Short task = Identify all lines below that hold "nPOTRST" and collect them.

Material supplied =
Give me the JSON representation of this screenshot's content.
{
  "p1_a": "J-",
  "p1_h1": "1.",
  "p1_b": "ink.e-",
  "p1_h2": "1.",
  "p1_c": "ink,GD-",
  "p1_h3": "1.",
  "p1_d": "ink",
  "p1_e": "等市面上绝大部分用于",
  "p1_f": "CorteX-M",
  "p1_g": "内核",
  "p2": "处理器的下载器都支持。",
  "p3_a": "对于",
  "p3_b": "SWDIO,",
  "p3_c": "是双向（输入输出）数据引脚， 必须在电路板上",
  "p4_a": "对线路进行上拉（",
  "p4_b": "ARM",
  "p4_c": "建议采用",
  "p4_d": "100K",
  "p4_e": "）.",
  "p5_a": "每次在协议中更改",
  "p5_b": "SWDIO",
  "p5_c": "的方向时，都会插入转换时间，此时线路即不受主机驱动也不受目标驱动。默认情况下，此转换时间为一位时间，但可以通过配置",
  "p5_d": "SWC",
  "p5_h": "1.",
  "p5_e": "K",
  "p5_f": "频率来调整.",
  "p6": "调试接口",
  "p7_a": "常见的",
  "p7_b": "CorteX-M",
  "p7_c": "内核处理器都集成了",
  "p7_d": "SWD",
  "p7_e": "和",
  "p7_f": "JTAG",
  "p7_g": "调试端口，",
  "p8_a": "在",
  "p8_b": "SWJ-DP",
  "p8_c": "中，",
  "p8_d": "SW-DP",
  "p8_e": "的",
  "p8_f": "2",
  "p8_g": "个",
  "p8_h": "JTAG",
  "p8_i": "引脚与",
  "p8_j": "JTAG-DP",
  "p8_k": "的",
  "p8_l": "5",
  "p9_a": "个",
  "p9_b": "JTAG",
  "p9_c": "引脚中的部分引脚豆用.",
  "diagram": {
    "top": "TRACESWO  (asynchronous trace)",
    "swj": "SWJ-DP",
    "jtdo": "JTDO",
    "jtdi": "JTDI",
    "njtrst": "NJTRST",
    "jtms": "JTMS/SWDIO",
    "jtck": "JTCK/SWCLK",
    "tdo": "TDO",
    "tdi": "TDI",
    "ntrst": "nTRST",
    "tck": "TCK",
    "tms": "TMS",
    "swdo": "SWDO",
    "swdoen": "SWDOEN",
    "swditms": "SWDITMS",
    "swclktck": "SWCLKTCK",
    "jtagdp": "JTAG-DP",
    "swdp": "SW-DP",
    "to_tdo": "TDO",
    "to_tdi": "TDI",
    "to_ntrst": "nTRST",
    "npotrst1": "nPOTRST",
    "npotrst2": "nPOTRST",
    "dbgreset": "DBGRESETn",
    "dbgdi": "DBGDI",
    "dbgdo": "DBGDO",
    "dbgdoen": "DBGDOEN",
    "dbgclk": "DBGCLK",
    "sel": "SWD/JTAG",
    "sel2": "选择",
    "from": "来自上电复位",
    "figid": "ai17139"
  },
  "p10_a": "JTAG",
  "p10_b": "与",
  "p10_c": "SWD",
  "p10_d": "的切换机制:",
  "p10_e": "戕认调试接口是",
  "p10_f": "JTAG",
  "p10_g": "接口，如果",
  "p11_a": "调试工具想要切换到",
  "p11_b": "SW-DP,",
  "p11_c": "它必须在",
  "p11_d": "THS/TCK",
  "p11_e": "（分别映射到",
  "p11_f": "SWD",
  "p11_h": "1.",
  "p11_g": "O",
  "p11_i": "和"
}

Answer to the exercise =
    "npotrst1": "nPOTRST",
    "npotrst2": "nPOTRST",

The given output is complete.